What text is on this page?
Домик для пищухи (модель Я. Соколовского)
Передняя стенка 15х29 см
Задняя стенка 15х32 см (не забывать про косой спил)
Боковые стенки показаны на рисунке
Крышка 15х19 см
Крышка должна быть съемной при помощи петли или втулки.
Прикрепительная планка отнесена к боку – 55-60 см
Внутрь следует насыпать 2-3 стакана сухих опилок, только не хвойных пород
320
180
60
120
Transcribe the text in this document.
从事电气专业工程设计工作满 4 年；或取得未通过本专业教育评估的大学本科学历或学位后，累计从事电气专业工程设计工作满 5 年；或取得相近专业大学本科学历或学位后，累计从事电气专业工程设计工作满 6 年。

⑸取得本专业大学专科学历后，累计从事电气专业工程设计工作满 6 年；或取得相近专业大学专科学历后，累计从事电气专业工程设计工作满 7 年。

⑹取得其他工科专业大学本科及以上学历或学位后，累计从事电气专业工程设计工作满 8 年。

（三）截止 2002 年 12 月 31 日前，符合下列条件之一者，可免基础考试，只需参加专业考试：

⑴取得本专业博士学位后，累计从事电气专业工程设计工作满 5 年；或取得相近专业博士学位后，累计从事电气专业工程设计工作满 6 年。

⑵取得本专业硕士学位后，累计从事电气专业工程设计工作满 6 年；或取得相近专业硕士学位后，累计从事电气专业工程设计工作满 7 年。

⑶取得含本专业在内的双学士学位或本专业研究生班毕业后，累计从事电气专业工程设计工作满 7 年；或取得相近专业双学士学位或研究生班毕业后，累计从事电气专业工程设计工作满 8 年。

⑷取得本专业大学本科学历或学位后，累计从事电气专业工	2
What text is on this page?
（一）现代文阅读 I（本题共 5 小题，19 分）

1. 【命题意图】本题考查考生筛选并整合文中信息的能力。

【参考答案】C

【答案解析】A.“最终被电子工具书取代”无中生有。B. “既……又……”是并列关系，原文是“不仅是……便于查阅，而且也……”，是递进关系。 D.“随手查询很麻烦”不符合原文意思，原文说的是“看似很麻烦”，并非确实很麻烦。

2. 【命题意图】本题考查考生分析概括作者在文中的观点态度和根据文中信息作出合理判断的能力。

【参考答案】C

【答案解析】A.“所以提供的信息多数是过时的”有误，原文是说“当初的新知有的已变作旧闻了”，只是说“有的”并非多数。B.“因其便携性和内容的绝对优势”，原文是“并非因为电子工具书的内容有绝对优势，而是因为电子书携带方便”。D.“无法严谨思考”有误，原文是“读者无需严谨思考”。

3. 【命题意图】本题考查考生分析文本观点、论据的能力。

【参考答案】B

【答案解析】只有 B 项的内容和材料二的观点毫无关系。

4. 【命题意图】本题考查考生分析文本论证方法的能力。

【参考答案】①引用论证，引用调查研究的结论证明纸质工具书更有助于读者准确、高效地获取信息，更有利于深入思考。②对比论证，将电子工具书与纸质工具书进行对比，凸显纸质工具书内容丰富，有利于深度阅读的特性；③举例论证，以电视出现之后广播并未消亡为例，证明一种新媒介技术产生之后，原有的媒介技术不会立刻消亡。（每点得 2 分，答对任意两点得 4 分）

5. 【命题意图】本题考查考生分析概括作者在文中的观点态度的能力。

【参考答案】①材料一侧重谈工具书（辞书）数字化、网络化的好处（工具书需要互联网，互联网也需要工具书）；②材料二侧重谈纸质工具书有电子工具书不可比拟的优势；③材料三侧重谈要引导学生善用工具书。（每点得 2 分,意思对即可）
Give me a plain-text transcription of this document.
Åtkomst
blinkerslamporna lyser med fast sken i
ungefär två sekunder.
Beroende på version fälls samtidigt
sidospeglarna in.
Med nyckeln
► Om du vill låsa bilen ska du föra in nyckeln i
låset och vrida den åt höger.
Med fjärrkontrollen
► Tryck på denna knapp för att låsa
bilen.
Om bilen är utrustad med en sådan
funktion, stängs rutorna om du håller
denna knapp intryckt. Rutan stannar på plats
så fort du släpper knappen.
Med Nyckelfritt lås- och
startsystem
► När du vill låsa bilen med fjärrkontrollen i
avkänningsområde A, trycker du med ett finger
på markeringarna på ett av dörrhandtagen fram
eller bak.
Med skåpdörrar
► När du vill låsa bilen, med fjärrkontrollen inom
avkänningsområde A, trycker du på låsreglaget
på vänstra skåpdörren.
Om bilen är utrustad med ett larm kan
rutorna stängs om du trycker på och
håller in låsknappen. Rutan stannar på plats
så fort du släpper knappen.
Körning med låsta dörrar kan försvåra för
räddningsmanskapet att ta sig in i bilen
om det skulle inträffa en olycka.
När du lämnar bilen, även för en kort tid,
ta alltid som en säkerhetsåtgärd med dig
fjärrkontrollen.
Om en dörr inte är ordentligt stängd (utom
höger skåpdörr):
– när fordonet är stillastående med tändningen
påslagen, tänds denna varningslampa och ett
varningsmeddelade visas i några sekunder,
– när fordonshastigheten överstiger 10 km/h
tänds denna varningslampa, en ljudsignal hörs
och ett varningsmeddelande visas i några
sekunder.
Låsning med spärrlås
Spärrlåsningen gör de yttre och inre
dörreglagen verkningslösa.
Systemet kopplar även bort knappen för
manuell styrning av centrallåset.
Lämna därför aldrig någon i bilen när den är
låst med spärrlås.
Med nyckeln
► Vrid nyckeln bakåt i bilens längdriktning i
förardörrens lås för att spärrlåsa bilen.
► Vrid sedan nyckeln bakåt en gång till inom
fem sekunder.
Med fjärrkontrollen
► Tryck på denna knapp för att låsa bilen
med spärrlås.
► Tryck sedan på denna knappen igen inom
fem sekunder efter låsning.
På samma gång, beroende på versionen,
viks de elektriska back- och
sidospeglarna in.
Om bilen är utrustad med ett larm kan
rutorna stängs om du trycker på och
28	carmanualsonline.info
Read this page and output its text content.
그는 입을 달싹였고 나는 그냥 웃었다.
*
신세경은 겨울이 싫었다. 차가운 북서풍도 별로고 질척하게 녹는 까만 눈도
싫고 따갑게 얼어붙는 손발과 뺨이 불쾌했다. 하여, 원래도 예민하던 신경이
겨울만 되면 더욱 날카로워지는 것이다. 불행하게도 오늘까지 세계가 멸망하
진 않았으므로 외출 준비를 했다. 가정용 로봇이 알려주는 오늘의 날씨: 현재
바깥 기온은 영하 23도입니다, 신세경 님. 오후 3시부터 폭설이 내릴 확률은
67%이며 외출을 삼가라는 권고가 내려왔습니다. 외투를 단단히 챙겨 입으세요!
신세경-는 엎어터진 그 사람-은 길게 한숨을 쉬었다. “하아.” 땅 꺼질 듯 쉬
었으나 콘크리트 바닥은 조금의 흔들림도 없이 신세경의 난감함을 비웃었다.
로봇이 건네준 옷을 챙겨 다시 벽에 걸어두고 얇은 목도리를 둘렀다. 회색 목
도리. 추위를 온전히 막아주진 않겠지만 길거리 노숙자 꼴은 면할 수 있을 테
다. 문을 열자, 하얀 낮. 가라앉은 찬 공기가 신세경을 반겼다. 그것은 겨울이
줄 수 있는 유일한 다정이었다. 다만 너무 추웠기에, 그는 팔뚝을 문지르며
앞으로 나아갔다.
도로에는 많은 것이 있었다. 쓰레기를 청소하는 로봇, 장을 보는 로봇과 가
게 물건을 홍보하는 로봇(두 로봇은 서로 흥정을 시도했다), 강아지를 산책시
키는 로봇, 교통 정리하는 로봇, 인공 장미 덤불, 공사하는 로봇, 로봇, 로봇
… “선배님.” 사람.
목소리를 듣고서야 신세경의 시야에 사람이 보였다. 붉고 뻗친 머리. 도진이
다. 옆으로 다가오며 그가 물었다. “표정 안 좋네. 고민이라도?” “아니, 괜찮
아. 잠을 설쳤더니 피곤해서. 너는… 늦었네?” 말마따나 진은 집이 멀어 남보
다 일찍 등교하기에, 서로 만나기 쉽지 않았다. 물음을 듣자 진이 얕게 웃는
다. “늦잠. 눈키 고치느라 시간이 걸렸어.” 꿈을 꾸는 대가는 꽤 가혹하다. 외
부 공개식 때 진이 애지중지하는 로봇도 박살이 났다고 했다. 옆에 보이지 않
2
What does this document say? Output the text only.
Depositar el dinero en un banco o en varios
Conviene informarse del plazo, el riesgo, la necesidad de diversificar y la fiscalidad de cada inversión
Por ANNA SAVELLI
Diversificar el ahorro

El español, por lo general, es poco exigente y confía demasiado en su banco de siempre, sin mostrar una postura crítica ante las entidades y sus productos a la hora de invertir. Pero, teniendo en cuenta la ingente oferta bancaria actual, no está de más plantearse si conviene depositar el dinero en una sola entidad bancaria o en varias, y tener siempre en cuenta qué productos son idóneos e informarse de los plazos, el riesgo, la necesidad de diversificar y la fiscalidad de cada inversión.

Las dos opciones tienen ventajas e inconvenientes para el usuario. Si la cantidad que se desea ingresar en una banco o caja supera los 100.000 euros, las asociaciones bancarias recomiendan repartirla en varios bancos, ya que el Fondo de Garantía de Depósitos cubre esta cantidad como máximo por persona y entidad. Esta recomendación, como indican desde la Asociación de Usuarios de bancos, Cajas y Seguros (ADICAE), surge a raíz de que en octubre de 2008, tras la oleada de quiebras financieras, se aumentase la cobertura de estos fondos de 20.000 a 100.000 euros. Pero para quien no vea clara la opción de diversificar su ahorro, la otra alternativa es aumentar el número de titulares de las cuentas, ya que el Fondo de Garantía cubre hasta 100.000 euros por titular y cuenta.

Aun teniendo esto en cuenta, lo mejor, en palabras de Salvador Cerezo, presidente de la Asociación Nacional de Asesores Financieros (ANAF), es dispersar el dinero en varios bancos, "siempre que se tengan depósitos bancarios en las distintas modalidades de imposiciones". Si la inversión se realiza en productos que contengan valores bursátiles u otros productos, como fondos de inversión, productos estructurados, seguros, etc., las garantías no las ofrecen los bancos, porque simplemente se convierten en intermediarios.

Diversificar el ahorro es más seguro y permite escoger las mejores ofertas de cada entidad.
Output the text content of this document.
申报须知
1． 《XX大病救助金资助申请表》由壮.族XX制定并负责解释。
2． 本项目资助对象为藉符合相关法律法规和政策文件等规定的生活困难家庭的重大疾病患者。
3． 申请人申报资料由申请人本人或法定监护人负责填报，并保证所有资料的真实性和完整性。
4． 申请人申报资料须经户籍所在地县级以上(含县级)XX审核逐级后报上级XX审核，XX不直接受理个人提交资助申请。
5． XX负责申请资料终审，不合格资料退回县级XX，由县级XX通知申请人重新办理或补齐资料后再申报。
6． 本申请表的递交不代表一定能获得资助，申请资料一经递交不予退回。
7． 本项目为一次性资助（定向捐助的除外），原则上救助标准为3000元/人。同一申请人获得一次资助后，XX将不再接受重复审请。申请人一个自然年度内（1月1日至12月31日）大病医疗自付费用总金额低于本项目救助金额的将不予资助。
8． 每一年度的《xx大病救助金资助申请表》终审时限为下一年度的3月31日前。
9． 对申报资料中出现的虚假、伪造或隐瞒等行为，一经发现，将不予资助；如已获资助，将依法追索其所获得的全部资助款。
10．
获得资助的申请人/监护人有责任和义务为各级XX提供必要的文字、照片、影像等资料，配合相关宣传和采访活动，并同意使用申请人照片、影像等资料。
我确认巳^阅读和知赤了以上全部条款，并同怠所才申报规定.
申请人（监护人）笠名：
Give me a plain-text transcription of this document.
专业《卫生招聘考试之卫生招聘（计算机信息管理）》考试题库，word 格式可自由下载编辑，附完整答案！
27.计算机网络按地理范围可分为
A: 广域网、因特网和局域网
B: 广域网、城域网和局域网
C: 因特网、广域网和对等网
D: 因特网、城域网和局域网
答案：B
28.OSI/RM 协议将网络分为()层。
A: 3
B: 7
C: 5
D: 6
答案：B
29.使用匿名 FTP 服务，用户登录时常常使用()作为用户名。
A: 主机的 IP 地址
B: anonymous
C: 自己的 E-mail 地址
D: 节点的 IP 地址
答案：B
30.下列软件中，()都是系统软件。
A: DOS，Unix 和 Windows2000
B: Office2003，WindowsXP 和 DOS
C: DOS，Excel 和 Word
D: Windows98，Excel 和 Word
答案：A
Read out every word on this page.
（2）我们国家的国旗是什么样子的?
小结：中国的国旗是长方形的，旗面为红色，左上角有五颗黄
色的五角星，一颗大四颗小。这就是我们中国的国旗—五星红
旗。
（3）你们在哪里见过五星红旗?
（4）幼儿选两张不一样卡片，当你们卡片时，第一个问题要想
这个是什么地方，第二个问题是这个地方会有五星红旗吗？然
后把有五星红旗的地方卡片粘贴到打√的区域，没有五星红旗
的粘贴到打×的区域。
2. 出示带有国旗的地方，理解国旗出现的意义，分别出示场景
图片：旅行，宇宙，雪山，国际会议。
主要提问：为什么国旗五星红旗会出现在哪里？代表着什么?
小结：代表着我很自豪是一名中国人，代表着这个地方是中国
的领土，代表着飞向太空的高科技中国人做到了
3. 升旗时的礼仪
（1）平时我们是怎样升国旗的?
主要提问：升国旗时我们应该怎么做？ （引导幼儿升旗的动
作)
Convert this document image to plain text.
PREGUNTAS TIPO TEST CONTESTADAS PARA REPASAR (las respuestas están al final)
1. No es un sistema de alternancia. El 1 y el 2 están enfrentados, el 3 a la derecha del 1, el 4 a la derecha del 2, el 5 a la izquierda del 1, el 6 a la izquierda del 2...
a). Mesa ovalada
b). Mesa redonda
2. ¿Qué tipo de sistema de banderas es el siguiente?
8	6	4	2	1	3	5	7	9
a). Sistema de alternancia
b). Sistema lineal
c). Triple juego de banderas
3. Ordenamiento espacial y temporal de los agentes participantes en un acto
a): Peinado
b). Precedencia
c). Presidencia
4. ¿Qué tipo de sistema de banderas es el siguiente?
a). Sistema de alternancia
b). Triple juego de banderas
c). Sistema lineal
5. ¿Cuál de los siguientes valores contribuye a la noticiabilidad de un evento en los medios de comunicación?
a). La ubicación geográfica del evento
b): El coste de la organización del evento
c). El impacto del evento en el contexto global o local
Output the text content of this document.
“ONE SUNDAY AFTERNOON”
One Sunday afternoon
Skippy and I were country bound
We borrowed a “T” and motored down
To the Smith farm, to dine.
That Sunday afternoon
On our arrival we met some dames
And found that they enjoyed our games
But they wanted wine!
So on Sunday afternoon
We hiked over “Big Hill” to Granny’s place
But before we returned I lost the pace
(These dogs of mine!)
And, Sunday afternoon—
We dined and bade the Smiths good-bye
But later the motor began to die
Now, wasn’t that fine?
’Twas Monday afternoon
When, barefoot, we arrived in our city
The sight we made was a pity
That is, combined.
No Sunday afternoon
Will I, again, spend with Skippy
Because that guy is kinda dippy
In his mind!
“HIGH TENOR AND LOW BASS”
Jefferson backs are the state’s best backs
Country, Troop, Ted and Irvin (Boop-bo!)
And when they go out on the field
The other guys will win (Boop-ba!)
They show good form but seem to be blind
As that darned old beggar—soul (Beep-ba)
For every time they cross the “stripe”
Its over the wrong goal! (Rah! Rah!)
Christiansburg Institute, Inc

********

### [What you should do]
Return every line holding the word "visas" from the records.

### [Exercise response]
varningsmeddelade visas i några sekunder,
och ett varningsmeddelande visas i några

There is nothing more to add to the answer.